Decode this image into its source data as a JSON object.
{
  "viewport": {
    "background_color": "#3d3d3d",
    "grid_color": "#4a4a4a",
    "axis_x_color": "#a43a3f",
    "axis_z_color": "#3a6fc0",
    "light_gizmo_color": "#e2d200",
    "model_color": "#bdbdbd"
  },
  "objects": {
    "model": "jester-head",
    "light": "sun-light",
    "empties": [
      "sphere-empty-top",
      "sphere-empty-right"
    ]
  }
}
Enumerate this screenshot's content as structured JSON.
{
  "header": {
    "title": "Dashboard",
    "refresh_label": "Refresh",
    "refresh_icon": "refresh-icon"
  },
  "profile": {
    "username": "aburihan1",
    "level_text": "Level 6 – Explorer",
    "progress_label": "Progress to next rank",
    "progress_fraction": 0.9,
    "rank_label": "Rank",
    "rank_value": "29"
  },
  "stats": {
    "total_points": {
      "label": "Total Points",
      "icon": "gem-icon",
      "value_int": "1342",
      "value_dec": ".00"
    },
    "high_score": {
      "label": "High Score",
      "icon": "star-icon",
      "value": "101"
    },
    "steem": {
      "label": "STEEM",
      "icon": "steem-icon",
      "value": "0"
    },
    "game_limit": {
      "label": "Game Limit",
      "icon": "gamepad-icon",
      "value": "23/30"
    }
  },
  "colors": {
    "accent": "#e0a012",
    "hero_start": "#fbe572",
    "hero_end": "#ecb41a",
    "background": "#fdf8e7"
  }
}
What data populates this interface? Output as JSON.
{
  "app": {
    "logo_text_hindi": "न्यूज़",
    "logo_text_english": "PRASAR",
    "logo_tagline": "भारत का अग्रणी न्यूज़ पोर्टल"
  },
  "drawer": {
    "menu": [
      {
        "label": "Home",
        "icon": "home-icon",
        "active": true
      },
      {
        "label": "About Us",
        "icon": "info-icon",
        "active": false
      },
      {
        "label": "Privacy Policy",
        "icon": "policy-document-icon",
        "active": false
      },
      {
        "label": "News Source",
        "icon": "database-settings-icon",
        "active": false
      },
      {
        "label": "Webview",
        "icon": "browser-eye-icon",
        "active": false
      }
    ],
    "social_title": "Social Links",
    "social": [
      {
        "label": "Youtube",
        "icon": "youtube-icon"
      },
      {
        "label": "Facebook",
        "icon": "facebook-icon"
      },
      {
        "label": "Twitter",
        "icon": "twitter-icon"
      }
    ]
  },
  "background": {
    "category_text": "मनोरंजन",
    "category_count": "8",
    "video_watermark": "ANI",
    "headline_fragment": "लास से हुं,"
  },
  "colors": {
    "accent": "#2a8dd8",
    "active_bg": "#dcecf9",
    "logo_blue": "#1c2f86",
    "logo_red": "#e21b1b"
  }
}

--- EXERCISE ---
For this exercise, please retype exactly the lines in the listing from the line with "What data populates" through its last line, both ends included.

--- FULL RESPONSE ---
What data populates this interface? Output as JSON.
{
  "app": {
    "logo_text_hindi": "न्यूज़",
    "logo_text_english": "PRASAR",
    "logo_tagline": "भारत का अग्रणी न्यूज़ पोर्टल"
  },
  "drawer": {
    "menu": [
      {
        "label": "Home",
        "icon": "home-icon",
        "active": true
      },
      {
        "label": "About Us",
        "icon": "info-icon",
        "active": false
      },
      {
        "label": "Privacy Policy",
        "icon": "policy-document-icon",
        "active": false
      },
      {
        "label": "News Source",
        "icon": "database-settings-icon",
        "active": false
      },
      {
        "label": "Webview",
        "icon": "browser-eye-icon",
        "active": false
      }
    ],
    "social_title": "Social Links",
    "social": [
      {
        "label": "Youtube",
        "icon": "youtube-icon"
      },
      {
        "label": "Facebook",
        "icon": "facebook-icon"
      },
      {
        "label": "Twitter",
        "icon": "twitter-icon"
      }
    ]
  },
  "background": {
    "category_text": "मनोरंजन",
    "category_count": "8",
    "video_watermark": "ANI",
    "headline_fragment": "लास से हुं,"
  },
  "colors": {
    "accent": "#2a8dd8",
    "active_bg": "#dcecf9",
    "logo_blue": "#1c2f86",
    "logo_red": "#e21b1b"
  }
}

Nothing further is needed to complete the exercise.